[AIM]
Without including any pictures, copy each entry below exactly.

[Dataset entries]
________________
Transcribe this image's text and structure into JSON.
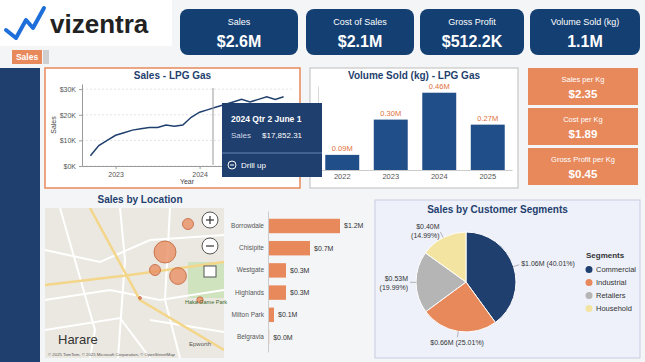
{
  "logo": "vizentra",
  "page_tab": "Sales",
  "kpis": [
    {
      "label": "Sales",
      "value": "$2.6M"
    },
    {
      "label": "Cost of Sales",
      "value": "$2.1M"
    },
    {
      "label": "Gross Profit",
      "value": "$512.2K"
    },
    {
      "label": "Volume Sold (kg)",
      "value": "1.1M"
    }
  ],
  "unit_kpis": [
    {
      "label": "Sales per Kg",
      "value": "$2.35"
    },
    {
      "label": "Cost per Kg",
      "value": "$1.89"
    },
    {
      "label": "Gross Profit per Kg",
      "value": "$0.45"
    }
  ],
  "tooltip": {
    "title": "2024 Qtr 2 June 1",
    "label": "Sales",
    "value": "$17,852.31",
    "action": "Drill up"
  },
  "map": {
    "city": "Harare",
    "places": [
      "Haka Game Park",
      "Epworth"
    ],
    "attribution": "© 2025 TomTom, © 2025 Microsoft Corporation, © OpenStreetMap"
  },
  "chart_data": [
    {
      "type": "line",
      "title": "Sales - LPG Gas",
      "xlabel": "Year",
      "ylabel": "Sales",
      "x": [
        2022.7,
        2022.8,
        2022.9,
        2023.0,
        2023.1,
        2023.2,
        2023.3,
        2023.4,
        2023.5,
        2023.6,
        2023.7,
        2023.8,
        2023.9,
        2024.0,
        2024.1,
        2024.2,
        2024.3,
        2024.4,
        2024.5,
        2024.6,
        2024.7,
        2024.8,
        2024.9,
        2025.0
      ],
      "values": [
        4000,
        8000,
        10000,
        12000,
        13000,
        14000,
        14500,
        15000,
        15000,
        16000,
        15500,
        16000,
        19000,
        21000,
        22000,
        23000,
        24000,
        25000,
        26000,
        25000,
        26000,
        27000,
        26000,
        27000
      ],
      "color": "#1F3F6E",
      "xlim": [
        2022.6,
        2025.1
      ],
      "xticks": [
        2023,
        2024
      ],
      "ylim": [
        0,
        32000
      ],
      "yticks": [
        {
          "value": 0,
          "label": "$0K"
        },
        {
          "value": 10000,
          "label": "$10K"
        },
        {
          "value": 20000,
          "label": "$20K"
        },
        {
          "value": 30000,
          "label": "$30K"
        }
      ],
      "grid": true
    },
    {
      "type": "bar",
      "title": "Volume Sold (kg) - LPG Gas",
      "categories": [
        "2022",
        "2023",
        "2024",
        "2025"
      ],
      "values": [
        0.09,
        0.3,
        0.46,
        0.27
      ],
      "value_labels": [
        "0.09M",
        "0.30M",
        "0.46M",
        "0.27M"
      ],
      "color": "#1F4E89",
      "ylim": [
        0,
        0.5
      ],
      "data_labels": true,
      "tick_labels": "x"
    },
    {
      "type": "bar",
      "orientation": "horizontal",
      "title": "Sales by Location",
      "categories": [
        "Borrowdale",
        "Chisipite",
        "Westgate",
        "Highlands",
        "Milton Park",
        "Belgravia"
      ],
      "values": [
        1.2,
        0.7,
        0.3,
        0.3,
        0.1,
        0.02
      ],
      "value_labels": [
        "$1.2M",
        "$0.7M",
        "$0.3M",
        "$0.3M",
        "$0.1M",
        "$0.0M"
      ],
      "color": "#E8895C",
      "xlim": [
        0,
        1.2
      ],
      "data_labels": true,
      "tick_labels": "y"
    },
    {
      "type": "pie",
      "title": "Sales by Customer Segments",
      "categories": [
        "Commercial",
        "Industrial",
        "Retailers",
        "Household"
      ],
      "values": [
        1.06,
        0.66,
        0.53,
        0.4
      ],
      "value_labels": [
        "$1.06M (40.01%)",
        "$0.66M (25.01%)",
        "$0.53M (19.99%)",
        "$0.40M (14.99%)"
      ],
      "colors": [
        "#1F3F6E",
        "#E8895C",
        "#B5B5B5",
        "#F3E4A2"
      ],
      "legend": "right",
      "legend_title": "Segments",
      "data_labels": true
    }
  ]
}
________________
[RESPONSE TO THIS TASK]
Transcribe this image's text and structure into JSON.
{
  "logo": "vizentra",
  "page_tab": "Sales",
  "kpis": [
    {
      "label": "Sales",
      "value": "$2.6M"
    },
    {
      "label": "Cost of Sales",
      "value": "$2.1M"
    },
    {
      "label": "Gross Profit",
      "value": "$512.2K"
    },
    {
      "label": "Volume Sold (kg)",
      "value": "1.1M"
    }
  ],
  "unit_kpis": [
    {
      "label": "Sales per Kg",
      "value": "$2.35"
    },
    {
      "label": "Cost per Kg",
      "value": "$1.89"
    },
    {
      "label": "Gross Profit per Kg",
      "value": "$0.45"
    }
  ],
  "tooltip": {
    "title": "2024 Qtr 2 June 1",
    "label": "Sales",
    "value": "$17,852.31",
    "action": "Drill up"
  },
  "map": {
    "city": "Harare",
    "places": [
      "Haka Game Park",
      "Epworth"
    ],
    "attribution": "© 2025 TomTom, © 2025 Microsoft Corporation, © OpenStreetMap"
  },
  "chart_data": [
    {
      "type": "line",
      "title": "Sales - LPG Gas",
      "xlabel": "Year",
      "ylabel": "Sales",
      "x": [
        2022.7,
        2022.8,
        2022.9,
        2023.0,
        2023.1,
        2023.2,
        2023.3,
        2023.4,
        2023.5,
        2023.6,
        2023.7,
        2023.8,
        2023.9,
        2024.0,
        2024.1,
        2024.2,
        2024.3,
        2024.4,
        2024.5,
        2024.6,
        2024.7,
        2024.8,
        2024.9,
        2025.0
      ],
      "values": [
        4000,
        8000,
        10000,
        12000,
        13000,
        14000,
        14500,
        15000,
        15000,
        16000,
        15500,
        16000,
        19000,
        21000,
        22000,
        23000,
        24000,
        25000,
        26000,
        25000,
        26000,
        27000,
        26000,
        27000
      ],
      "color": "#1F3F6E",
      "xlim": [
        2022.6,
        2025.1
      ],
      "xticks": [
        2023,
        2024
      ],
      "ylim": [
        0,
        32000
      ],
      "yticks": [
        {
          "value": 0,
          "label": "$0K"
        },
        {
          "value": 10000,
          "label": "$10K"
        },
        {
          "value": 20000,
          "label": "$20K"
        },
        {
          "value": 30000,
          "label": "$30K"
        }
      ],
      "grid": true
    },
    {
      "type": "bar",
      "title": "Volume Sold (kg) - LPG Gas",
      "categories": [
        "2022",
        "2023",
        "2024",
        "2025"
      ],
      "values": [
        0.09,
        0.3,
        0.46,
        0.27
      ],
      "value_labels": [
        "0.09M",
        "0.30M",
        "0.46M",
        "0.27M"
      ],
      "color": "#1F4E89",
      "ylim": [
        0,
        0.5
      ],
      "data_labels": true,
      "tick_labels": "x"
    },
    {
      "type": "bar",
      "orientation": "horizontal",
      "title": "Sales by Location",
      "categories": [
        "Borrowdale",
        "Chisipite",
        "Westgate",
        "Highlands",
        "Milton Park",
        "Belgravia"
      ],
      "values": [
        1.2,
        0.7,
        0.3,
        0.3,
        0.1,
        0.02
      ],
      "value_labels": [
        "$1.2M",
        "$0.7M",
        "$0.3M",
        "$0.3M",
        "$0.1M",
        "$0.0M"
      ],
      "color": "#E8895C",
      "xlim": [
        0,
        1.2
      ],
      "data_labels": true,
      "tick_labels": "y"
    },
    {
      "type": "pie",
      "title": "Sales by Customer Segments",
      "categories": [
        "Commercial",
        "Industrial",
        "Retailers",
        "Household"
      ],
      "values": [
        1.06,
        0.66,
        0.53,
        0.4
      ],
      "value_labels": [
        "$1.06M (40.01%)",
        "$0.66M (25.01%)",
        "$0.53M (19.99%)",
        "$0.40M (14.99%)"
      ],
      "colors": [
        "#1F3F6E",
        "#E8895C",
        "#B5B5B5",
        "#F3E4A2"
      ],
      "legend": "right",
      "legend_title": "Segments",
      "data_labels": true
    }
  ]
}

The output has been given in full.